Count the lines of the data below that contain the string "Google". Reply with the number alone.

start DATASET CONTENT

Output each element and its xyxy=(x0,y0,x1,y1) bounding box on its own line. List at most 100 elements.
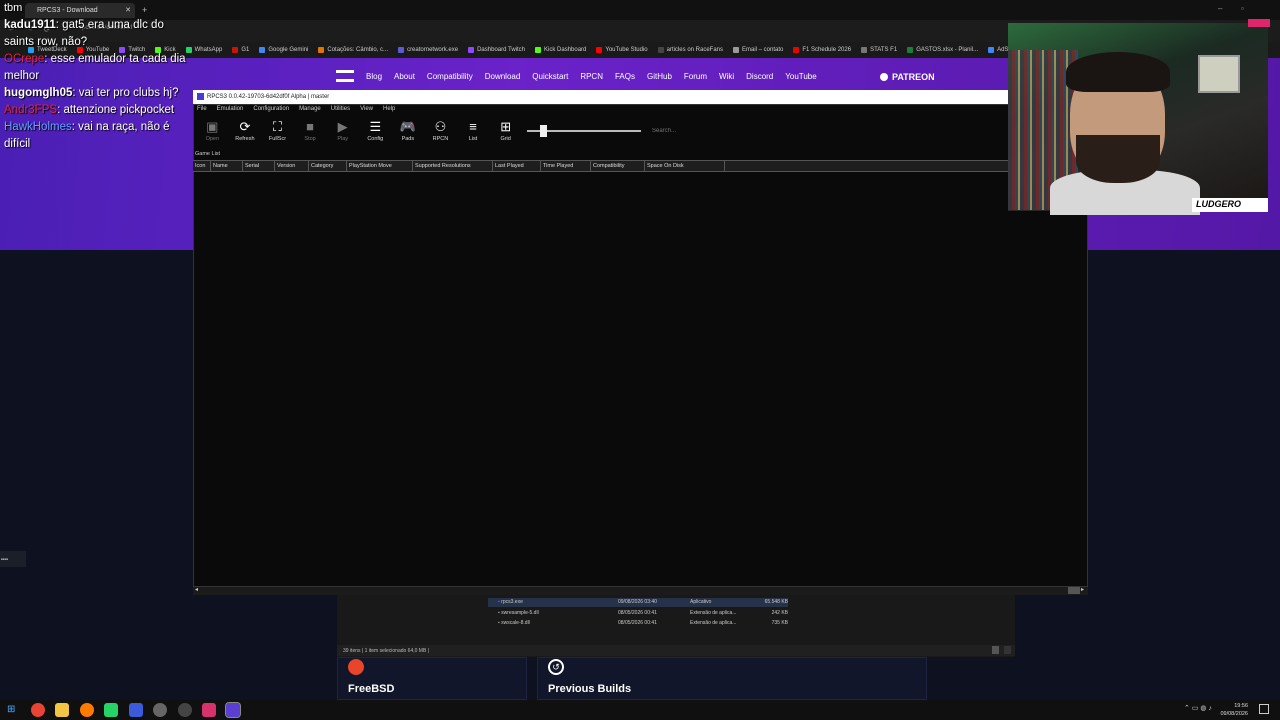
site-nav-compatibility[interactable]: Compatibility xyxy=(427,72,473,81)
refresh-button[interactable]: ⟳ Refresh xyxy=(229,118,262,146)
bookmark-item[interactable]: F1 Schedule 2026 xyxy=(793,47,851,53)
column-header[interactable]: Time Played xyxy=(541,161,591,171)
stop-button[interactable]: ■ Stop xyxy=(294,118,327,146)
column-header[interactable]: Last Played xyxy=(493,161,541,171)
config-button[interactable]: ☰ Config xyxy=(359,118,392,146)
whatsapp-icon[interactable] xyxy=(104,703,118,717)
bookmark-item[interactable]: Email – contato xyxy=(733,47,783,53)
search-input[interactable] xyxy=(652,128,732,134)
site-nav-rpcn[interactable]: RPCN xyxy=(580,72,603,81)
menu-utilities[interactable]: Utilities xyxy=(331,106,350,112)
minimize-icon[interactable]: – xyxy=(1218,4,1222,13)
file-name-text: rpcs3.exe xyxy=(501,599,523,605)
maximize-icon[interactable]: ▫ xyxy=(1241,4,1244,13)
bookmark-label: articles on RaceFans xyxy=(666,47,723,53)
menu-manage[interactable]: Manage xyxy=(299,106,321,112)
column-header[interactable]: Version xyxy=(275,161,309,171)
bookmark-item[interactable]: Kick Dashboard xyxy=(535,47,586,53)
obs-icon[interactable] xyxy=(80,703,94,717)
patreon-label: PATREON xyxy=(892,72,935,82)
tray-icons[interactable]: ⌃ ▭ ◍ ♪ xyxy=(1184,704,1212,712)
start-icon[interactable]: ⊞ xyxy=(7,704,15,715)
app-icon[interactable] xyxy=(129,703,143,717)
bookmark-label: Email – contato xyxy=(742,47,784,53)
bookmark-item[interactable]: G1 xyxy=(232,47,249,53)
menu-help[interactable]: Help xyxy=(383,106,395,112)
webcam-person-hair xyxy=(1066,52,1170,92)
tiles-view-icon[interactable] xyxy=(1004,646,1011,654)
column-header[interactable]: Supported Resolutions xyxy=(413,161,493,171)
column-header[interactable]: Compatibility xyxy=(591,161,645,171)
list-button[interactable]: ≡ List xyxy=(457,118,490,146)
column-header[interactable]: Category xyxy=(309,161,347,171)
bookmark-item[interactable]: creatornetwork.exe xyxy=(398,47,458,53)
app-icon[interactable] xyxy=(178,703,192,717)
slider-handle[interactable] xyxy=(540,125,547,137)
bookmark-item[interactable]: Dashboard Twitch xyxy=(468,47,525,53)
site-nav-about[interactable]: About xyxy=(394,72,415,81)
patreon-button[interactable]: PATREON xyxy=(880,72,935,82)
column-header[interactable]: Space On Disk xyxy=(645,161,725,171)
rpcs3-taskbar-icon[interactable] xyxy=(225,702,241,718)
column-header[interactable]: Serial xyxy=(243,161,275,171)
fullscr-button[interactable]: ⛶ FullScr xyxy=(261,118,294,146)
menu-emulation[interactable]: Emulation xyxy=(217,106,244,112)
patreon-icon xyxy=(880,73,888,81)
bookmark-item[interactable]: YouTube Studio xyxy=(596,47,648,53)
scroll-right-icon[interactable]: ▸ xyxy=(1081,586,1084,593)
file-row[interactable]: ▪ swscale-8.dll 08/05/2026 00:41 Extensão … xyxy=(488,620,788,626)
scrollbar-thumb[interactable] xyxy=(1068,587,1080,594)
bookmark-icon xyxy=(535,47,542,53)
chrome-icon[interactable] xyxy=(31,703,45,717)
app-icon[interactable] xyxy=(202,703,216,717)
menu-configuration[interactable]: Configuration xyxy=(253,106,289,112)
file-row[interactable]: ▪ rpcs3.exe 09/08/2026 03:40 Aplicativo 65.… xyxy=(488,599,788,605)
bookmark-item[interactable]: Cotações: Câmbio, c... xyxy=(318,47,388,53)
chat-username: Andr3FPS xyxy=(4,104,58,116)
site-nav-blog[interactable]: Blog xyxy=(366,72,382,81)
freebsd-label: FreeBSD xyxy=(348,683,395,695)
details-view-icon[interactable] xyxy=(992,646,999,654)
column-header[interactable]: Name xyxy=(211,161,243,171)
bookmark-icon xyxy=(468,47,475,53)
system-clock[interactable]: 19:56 09/08/2026 xyxy=(1220,702,1248,718)
file-size: 242 KB xyxy=(771,609,788,616)
notification-icon[interactable] xyxy=(1259,704,1269,714)
play-button[interactable]: ▶ Play xyxy=(326,118,359,146)
bookmark-label: Google Gemini xyxy=(268,47,309,53)
rpcn-icon: ⚇ xyxy=(434,119,447,134)
column-header[interactable]: PlayStation Move xyxy=(347,161,413,171)
bookmark-item[interactable]: STATS F1 xyxy=(861,47,897,53)
open-button[interactable]: ▣ Open xyxy=(196,118,229,146)
site-nav-faqs[interactable]: FAQs xyxy=(615,72,635,81)
file-date: 08/05/2026 00:41 xyxy=(618,620,657,626)
site-nav-quickstart[interactable]: Quickstart xyxy=(532,72,568,81)
site-nav-forum[interactable]: Forum xyxy=(684,72,707,81)
rpcs3-window xyxy=(193,104,1088,595)
file-row[interactable]: ▪ swresample-5.dll 08/05/2026 00:41 Extens… xyxy=(488,610,788,616)
site-nav-wiki[interactable]: Wiki xyxy=(719,72,734,81)
grid-button[interactable]: ⊞ Grid xyxy=(489,118,522,146)
chat-message: hugomglh05: vai ter pro clubs hj? xyxy=(4,85,196,102)
pads-button[interactable]: 🎮 Pads xyxy=(392,118,425,146)
file-explorer-icon[interactable] xyxy=(55,703,69,717)
gamepad-icon: 🎮 xyxy=(399,119,416,134)
scroll-left-icon[interactable]: ◂ xyxy=(195,586,198,593)
rpcs3-logo-icon[interactable] xyxy=(336,70,354,82)
bookmark-item[interactable]: Google Gemini xyxy=(259,47,308,53)
menu-file[interactable]: File xyxy=(197,106,207,112)
bookmark-item[interactable]: GASTOS.xlsx - Planil... xyxy=(907,47,978,53)
site-nav-github[interactable]: GitHub xyxy=(647,72,672,81)
horizontal-scrollbar[interactable] xyxy=(193,586,1088,595)
rpcn-button[interactable]: ⚇ RPCN xyxy=(424,118,457,146)
bookmark-item[interactable]: articles on RaceFans xyxy=(657,47,723,53)
previous-builds-label: Previous Builds xyxy=(548,683,632,695)
column-header[interactable]: Icon xyxy=(193,161,211,171)
site-nav-discord[interactable]: Discord xyxy=(746,72,773,81)
menu-view[interactable]: View xyxy=(360,106,373,112)
site-nav-download[interactable]: Download xyxy=(485,72,521,81)
steam-icon[interactable] xyxy=(153,703,167,717)
clock-date: 09/08/2026 xyxy=(1220,711,1248,717)
site-nav-youtube[interactable]: YouTube xyxy=(785,72,816,81)
refresh-icon: ⟳ xyxy=(239,119,251,134)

end DATASET CONTENT

• SOLUTION TO THE PROBLEM
2